* WORK REQUIRED *
Rewrite the material from its first line through the line containing "888, 814, 908]", putting "hidden-icon" wherever "eye-off-icon" appears and leaving everything else unchanged.

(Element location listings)
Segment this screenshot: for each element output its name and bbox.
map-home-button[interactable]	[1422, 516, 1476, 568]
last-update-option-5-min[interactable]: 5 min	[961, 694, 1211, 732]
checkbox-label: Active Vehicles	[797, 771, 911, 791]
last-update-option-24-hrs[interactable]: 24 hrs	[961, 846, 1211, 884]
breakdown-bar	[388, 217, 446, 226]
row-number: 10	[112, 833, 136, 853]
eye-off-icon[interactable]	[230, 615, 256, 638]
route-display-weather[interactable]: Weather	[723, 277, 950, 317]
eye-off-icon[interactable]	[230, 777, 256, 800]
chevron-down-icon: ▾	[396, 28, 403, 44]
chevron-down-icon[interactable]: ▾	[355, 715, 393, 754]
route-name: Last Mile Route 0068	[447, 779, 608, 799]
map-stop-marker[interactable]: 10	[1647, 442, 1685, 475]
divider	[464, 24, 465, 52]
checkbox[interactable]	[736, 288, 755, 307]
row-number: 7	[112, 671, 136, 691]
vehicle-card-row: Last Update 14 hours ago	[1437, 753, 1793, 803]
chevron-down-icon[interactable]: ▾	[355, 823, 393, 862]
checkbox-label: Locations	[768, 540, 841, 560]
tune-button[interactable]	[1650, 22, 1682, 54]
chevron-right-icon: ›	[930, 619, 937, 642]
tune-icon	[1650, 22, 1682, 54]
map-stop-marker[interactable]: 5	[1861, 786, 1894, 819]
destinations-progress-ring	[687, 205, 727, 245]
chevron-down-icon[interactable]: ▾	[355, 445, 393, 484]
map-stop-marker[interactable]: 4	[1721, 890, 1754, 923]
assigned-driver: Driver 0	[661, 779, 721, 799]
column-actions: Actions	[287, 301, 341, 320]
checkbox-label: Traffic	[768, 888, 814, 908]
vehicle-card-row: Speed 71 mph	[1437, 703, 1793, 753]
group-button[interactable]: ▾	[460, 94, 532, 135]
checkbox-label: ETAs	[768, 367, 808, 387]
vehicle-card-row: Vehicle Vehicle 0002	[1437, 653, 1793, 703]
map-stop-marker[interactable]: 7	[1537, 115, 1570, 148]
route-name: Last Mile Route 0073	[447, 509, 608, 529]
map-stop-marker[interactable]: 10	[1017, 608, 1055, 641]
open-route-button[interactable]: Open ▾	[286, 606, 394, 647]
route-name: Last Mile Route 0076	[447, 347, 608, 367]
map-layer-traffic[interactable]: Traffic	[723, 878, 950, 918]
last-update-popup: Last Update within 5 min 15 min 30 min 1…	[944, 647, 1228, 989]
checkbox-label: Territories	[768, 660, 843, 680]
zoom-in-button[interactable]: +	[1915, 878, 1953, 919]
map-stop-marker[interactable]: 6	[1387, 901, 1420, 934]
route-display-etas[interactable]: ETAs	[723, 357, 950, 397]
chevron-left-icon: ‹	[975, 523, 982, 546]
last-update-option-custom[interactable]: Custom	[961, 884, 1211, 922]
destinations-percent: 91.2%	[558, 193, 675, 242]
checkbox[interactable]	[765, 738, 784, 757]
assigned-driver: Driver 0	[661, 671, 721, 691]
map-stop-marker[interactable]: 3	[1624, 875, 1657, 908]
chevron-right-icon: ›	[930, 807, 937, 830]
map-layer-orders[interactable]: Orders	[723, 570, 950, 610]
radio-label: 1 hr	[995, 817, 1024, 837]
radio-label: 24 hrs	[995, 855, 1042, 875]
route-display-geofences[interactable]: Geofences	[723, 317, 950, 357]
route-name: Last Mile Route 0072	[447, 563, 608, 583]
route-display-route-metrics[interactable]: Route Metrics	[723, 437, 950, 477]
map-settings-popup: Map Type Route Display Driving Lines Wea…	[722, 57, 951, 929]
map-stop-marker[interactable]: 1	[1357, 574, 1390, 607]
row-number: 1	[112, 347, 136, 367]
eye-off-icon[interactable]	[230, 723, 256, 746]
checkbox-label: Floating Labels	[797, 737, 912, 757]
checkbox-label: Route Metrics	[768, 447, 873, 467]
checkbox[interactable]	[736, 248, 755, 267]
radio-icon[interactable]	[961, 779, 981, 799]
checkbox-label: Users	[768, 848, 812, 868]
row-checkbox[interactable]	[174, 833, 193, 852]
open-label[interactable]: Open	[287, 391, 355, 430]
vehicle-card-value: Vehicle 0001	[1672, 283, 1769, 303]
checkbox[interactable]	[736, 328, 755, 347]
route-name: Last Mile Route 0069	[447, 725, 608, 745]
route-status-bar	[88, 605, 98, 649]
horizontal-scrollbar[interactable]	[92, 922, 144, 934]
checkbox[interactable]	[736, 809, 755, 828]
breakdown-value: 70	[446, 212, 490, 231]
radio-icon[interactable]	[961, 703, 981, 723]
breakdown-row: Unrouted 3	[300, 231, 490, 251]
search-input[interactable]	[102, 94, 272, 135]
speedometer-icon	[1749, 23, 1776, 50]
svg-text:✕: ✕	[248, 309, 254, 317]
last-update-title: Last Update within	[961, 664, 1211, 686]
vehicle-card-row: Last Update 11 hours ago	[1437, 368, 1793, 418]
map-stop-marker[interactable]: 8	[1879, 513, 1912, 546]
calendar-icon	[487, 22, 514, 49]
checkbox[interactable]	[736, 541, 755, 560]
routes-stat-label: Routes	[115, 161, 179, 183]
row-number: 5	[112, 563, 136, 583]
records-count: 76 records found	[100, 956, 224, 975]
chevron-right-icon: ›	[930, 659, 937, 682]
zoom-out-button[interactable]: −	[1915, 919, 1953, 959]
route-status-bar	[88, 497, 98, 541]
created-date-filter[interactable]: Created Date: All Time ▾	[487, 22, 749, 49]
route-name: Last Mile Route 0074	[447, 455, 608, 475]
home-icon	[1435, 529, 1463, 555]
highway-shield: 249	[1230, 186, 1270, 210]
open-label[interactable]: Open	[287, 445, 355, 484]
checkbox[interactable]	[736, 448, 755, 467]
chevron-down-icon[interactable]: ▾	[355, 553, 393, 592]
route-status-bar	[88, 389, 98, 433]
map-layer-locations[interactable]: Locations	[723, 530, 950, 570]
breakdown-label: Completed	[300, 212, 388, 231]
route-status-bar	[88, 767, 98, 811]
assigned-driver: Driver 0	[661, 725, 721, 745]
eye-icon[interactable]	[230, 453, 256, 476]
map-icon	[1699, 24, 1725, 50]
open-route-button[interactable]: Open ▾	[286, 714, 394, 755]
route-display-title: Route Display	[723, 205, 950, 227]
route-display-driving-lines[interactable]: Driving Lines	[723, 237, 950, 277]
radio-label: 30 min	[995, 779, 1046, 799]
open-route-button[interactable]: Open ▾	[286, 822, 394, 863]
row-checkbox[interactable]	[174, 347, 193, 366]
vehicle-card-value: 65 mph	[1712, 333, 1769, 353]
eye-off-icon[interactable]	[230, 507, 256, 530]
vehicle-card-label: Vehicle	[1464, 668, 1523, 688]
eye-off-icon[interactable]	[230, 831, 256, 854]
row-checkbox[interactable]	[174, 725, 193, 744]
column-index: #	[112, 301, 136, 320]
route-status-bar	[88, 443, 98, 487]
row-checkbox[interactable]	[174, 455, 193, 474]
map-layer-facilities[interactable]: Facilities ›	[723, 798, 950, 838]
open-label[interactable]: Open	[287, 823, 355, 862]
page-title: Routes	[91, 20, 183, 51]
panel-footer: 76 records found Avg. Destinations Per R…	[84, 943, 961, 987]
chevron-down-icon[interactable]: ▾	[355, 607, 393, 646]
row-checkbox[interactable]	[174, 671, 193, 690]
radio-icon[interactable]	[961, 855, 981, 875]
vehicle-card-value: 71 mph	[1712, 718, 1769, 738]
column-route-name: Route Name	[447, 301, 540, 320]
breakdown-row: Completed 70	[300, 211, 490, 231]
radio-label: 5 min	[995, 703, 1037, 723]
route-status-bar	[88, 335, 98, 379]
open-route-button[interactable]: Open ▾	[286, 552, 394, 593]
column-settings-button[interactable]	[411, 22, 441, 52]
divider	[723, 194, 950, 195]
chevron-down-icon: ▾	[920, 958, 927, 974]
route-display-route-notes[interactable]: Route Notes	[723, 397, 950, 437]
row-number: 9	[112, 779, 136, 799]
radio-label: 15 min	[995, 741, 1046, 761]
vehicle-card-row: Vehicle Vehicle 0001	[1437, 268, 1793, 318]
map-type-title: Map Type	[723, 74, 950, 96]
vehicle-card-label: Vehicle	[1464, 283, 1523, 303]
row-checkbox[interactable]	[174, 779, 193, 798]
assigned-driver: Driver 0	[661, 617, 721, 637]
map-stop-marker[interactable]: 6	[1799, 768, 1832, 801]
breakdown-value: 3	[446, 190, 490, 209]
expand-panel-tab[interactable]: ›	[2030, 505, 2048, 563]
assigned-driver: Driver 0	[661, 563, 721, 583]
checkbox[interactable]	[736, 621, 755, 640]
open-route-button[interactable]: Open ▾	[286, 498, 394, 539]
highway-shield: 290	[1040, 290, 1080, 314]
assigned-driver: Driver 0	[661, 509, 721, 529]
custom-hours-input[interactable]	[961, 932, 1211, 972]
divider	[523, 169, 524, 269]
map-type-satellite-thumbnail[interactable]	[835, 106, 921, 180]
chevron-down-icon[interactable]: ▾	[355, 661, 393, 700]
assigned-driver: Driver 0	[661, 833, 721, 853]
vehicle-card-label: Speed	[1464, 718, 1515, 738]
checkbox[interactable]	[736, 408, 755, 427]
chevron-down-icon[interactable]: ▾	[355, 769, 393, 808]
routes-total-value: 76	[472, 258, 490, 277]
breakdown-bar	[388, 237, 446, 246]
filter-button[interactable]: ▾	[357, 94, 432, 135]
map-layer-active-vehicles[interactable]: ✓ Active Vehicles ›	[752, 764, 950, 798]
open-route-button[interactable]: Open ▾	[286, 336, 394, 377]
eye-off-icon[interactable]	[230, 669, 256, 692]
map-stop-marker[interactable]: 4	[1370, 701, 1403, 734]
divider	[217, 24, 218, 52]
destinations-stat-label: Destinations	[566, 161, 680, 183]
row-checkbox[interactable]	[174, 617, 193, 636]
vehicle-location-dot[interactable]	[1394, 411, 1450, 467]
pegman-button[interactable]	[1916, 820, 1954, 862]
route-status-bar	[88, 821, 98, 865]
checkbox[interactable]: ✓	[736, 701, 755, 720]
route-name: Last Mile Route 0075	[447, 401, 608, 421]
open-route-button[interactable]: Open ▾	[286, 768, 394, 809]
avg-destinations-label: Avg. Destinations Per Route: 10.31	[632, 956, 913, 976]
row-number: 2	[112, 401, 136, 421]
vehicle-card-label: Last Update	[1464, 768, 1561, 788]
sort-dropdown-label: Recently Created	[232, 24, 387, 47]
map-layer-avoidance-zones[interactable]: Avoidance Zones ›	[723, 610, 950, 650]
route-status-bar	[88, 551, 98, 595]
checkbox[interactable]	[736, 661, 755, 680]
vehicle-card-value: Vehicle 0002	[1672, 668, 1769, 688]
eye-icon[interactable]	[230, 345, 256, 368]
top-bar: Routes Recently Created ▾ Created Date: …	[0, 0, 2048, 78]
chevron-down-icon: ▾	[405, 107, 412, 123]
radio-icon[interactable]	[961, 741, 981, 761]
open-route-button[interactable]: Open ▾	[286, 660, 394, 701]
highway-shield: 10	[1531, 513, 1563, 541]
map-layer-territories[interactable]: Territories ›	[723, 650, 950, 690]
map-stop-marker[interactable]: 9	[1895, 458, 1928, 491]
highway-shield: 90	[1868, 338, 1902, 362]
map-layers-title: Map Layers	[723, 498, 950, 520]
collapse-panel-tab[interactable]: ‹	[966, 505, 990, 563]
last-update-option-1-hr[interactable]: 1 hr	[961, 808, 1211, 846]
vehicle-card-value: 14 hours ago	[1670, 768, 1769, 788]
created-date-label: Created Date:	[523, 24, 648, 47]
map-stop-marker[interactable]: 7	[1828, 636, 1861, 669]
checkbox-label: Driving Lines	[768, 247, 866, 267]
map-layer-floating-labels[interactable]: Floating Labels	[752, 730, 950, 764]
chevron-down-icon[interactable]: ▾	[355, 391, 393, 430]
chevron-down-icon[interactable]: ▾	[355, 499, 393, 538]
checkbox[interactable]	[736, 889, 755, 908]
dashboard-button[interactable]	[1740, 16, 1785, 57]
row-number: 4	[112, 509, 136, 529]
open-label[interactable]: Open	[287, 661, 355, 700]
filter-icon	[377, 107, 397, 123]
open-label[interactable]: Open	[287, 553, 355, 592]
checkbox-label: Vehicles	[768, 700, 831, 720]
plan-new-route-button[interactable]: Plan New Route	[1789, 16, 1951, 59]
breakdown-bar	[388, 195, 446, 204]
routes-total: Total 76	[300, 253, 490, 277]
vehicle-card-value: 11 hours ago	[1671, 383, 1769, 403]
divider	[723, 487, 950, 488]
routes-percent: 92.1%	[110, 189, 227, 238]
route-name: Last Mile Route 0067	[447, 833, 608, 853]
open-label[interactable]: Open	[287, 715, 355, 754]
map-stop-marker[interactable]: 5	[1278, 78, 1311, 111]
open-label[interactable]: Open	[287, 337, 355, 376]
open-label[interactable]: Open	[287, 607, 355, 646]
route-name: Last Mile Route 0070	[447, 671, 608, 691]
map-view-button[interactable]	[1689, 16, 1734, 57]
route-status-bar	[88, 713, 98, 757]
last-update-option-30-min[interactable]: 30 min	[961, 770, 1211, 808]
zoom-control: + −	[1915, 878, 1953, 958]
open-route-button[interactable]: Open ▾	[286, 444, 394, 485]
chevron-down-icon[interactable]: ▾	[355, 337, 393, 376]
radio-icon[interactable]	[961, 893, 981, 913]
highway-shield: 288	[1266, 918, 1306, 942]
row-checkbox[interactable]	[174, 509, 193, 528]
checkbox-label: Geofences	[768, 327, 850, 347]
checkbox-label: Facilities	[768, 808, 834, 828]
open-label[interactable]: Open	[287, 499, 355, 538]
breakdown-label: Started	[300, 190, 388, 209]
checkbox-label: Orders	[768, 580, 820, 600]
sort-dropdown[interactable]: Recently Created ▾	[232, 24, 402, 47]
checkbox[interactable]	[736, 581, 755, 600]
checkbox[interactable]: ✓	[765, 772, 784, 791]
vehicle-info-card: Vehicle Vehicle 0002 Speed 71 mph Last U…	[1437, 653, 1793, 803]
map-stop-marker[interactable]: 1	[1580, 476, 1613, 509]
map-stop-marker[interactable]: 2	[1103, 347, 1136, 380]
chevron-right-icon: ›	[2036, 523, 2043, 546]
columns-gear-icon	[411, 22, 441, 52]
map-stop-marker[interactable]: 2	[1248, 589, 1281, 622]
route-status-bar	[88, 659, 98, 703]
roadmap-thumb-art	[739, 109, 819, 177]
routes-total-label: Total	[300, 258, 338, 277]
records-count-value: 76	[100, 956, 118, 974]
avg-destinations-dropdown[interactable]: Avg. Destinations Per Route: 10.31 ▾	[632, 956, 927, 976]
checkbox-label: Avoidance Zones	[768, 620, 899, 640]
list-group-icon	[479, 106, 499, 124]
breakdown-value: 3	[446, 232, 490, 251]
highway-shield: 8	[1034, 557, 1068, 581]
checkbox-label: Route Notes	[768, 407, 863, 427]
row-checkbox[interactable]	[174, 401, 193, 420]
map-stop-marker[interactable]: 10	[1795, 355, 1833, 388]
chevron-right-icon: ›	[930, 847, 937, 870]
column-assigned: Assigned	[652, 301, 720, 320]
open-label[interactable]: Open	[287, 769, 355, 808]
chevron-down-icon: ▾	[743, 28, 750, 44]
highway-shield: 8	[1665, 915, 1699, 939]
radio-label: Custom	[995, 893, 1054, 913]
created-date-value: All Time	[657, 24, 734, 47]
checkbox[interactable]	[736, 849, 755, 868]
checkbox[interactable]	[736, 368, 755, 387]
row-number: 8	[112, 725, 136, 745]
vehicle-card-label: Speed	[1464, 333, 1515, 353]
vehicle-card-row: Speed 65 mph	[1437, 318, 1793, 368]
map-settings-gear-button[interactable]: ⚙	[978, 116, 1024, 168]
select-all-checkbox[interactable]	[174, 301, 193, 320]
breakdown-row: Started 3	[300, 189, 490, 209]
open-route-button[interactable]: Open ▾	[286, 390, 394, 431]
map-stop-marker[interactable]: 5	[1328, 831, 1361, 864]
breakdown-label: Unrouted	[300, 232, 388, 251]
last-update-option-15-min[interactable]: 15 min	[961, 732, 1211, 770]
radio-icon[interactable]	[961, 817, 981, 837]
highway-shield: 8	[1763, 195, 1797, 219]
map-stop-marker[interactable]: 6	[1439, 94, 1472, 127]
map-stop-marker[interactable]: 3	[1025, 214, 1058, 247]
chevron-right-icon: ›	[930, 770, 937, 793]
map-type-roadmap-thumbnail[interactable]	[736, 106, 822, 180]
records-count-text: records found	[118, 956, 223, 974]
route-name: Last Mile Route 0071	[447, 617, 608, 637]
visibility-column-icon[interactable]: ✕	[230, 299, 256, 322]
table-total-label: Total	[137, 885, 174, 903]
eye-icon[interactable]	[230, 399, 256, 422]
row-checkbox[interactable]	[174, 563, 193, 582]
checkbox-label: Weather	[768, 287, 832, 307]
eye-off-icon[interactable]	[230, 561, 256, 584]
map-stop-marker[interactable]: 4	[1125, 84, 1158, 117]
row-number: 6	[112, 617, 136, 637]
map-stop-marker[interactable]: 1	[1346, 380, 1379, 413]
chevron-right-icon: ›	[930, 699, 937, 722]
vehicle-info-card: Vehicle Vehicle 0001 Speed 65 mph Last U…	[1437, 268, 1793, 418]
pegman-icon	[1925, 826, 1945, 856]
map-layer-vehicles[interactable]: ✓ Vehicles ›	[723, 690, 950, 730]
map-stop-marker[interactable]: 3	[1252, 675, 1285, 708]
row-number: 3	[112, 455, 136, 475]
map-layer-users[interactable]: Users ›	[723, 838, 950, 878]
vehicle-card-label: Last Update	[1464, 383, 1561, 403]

* ANSWER TO THE EXERCISE *
Segment this screenshot: for each element output its name and bbox.
map-home-button[interactable]	[1422, 516, 1476, 568]
last-update-option-5-min[interactable]: 5 min	[961, 694, 1211, 732]
checkbox-label: Active Vehicles	[797, 771, 911, 791]
last-update-option-24-hrs[interactable]: 24 hrs	[961, 846, 1211, 884]
breakdown-bar	[388, 217, 446, 226]
row-number: 10	[112, 833, 136, 853]
hidden-icon[interactable]	[230, 615, 256, 638]
route-display-weather[interactable]: Weather	[723, 277, 950, 317]
hidden-icon[interactable]	[230, 777, 256, 800]
chevron-down-icon: ▾	[396, 28, 403, 44]
chevron-down-icon[interactable]: ▾	[355, 715, 393, 754]
route-name: Last Mile Route 0068	[447, 779, 608, 799]
map-stop-marker[interactable]: 10	[1647, 442, 1685, 475]
divider	[464, 24, 465, 52]
checkbox[interactable]	[736, 288, 755, 307]
row-number: 7	[112, 671, 136, 691]
vehicle-card-row: Last Update 14 hours ago	[1437, 753, 1793, 803]
chevron-down-icon[interactable]: ▾	[355, 823, 393, 862]
checkbox-label: Locations	[768, 540, 841, 560]
tune-button[interactable]	[1650, 22, 1682, 54]
chevron-right-icon: ›	[930, 619, 937, 642]
tune-icon	[1650, 22, 1682, 54]
map-stop-marker[interactable]: 5	[1861, 786, 1894, 819]
destinations-progress-ring	[687, 205, 727, 245]
chevron-down-icon[interactable]: ▾	[355, 445, 393, 484]
map-stop-marker[interactable]: 4	[1721, 890, 1754, 923]
assigned-driver: Driver 0	[661, 779, 721, 799]
column-actions: Actions	[287, 301, 341, 320]
checkbox-label: Traffic	[768, 888, 814, 908]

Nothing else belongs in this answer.